Labeled region entries:
════════════════
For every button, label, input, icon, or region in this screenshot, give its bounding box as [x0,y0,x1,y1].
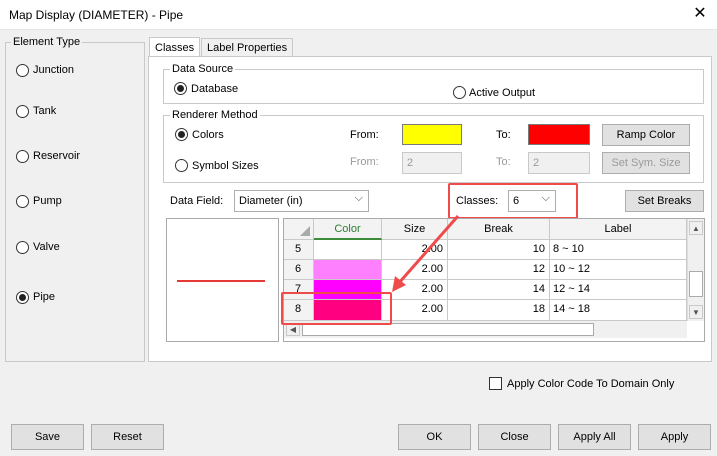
symbol-sizes-label: Symbol Sizes [192,160,259,172]
row-color-swatch[interactable] [314,260,382,280]
valve-label: Valve [33,241,60,253]
element-type-reservoir[interactable]: Reservoir [16,149,126,165]
database-label: Database [191,83,239,95]
tank-radio[interactable] [16,105,29,118]
row-size[interactable]: 2.00 [382,260,448,280]
column-header-break[interactable]: Break [448,219,550,240]
reservoir-label: Reservoir [33,150,81,162]
data-field-value: Diameter (in) [239,195,303,207]
color-to-swatch[interactable] [528,124,590,145]
color-to-label: To: [496,129,511,141]
window-title: Map Display (DIAMETER) - Pipe [9,8,184,22]
set-sym-size-button[interactable]: Set Sym. Size [602,152,690,174]
column-header-size[interactable]: Size [382,219,448,240]
color-from-swatch[interactable] [402,124,462,145]
chevron-down-icon: ⌵ [354,192,363,204]
row-label[interactable]: 10 ~ 12 [550,260,687,280]
data-source-title: Data Source [170,63,236,75]
size-from-field[interactable]: 2 [402,152,462,174]
tab-label-properties[interactable]: Label Properties [201,38,294,57]
legend-line [177,280,265,282]
symbol-sizes-radio[interactable] [175,159,188,172]
element-type-title: Element Type [11,36,83,48]
size-to-field[interactable]: 2 [528,152,590,174]
element-type-pump[interactable]: Pump [16,194,126,210]
row-break[interactable]: 14 [448,280,550,300]
corner-triangle-icon [300,226,310,236]
size-from-label: From: [350,156,379,168]
data-source-group [163,69,704,104]
colors-radio[interactable] [175,128,188,141]
classes-highlight-box [448,183,578,219]
row-break[interactable]: 18 [448,300,550,321]
scroll-up-icon[interactable]: ▲ [689,221,703,235]
active-output-radio[interactable] [453,86,466,99]
scroll-down-icon[interactable]: ▼ [689,305,703,319]
column-header-label[interactable]: Label [550,219,687,240]
pipe-label: Pipe [33,291,56,303]
reservoir-radio[interactable] [16,150,29,163]
row-8-highlight-box [281,292,392,325]
active-output-label: Active Output [469,87,536,99]
save-button[interactable]: Save [11,424,84,450]
element-type-pipe[interactable]: Pipe [16,290,126,306]
apply-button[interactable]: Apply [638,424,711,450]
legend-preview [166,218,279,342]
apply-domain-checkbox[interactable] [489,377,502,390]
junction-radio[interactable] [16,64,29,77]
junction-label: Junction [33,64,74,76]
row-break[interactable]: 10 [448,240,550,260]
renderer-method-title: Renderer Method [170,109,260,121]
row-number: 5 [284,240,314,260]
pump-label: Pump [33,195,62,207]
colors-label: Colors [192,129,224,141]
apply-domain-label: Apply Color Code To Domain Only [507,378,675,390]
row-number: 6 [284,260,314,280]
pipe-radio[interactable] [16,291,29,304]
ok-button[interactable]: OK [398,424,471,450]
vertical-scrollbar[interactable]: ▲ ▼ [687,219,704,321]
row-label[interactable]: 12 ~ 14 [550,280,687,300]
reset-button[interactable]: Reset [91,424,164,450]
vertical-scroll-thumb[interactable] [689,271,703,297]
tab-classes[interactable]: Classes [149,37,201,57]
close-button[interactable]: Close [478,424,551,450]
color-from-label: From: [350,129,379,141]
apply-all-button[interactable]: Apply All [558,424,631,450]
close-icon[interactable]: ✕ [690,4,710,24]
row-color-swatch[interactable] [314,240,382,260]
element-type-junction[interactable]: Junction [16,63,126,79]
data-field-select[interactable]: Diameter (in) ⌵ [234,190,369,212]
row-label[interactable]: 14 ~ 18 [550,300,687,321]
ramp-color-button[interactable]: Ramp Color [602,124,690,146]
size-to-label: To: [496,156,511,168]
row-break[interactable]: 12 [448,260,550,280]
row-size[interactable]: 2.00 [382,240,448,260]
grid-corner [284,219,314,240]
column-header-color[interactable]: Color [314,219,382,240]
element-type-valve[interactable]: Valve [16,240,126,256]
database-radio[interactable] [174,82,187,95]
data-field-label: Data Field: [170,195,224,207]
tank-label: Tank [33,105,57,117]
pump-radio[interactable] [16,195,29,208]
valve-radio[interactable] [16,241,29,254]
set-breaks-button[interactable]: Set Breaks [625,190,704,212]
element-type-tank[interactable]: Tank [16,104,126,120]
row-label[interactable]: 8 ~ 10 [550,240,687,260]
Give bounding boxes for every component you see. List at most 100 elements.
════════════════
PROMPT:
Turn the lines from the one containing "symbol-sizes-label: Symbol Sizes" through the one containing "column-header-break[interactable]: Break [448,219,550,240]", both included, into a JSON list of strings with one string per line, omitting any blank lines.

FULL RESPONSE:
[
  "symbol-sizes-label: Symbol Sizes [192,160,259,172]",
  "row-color-swatch[interactable] [314,260,382,280]",
  "valve-label: Valve [33,241,60,253]",
  "element-type-reservoir[interactable]: Reservoir [16,149,126,165]",
  "database-label: Database [191,83,239,95]",
  "tank-radio[interactable] [16,105,29,118]",
  "row-size[interactable]: 2.00 [382,260,448,280]",
  "column-header-break[interactable]: Break [448,219,550,240]"
]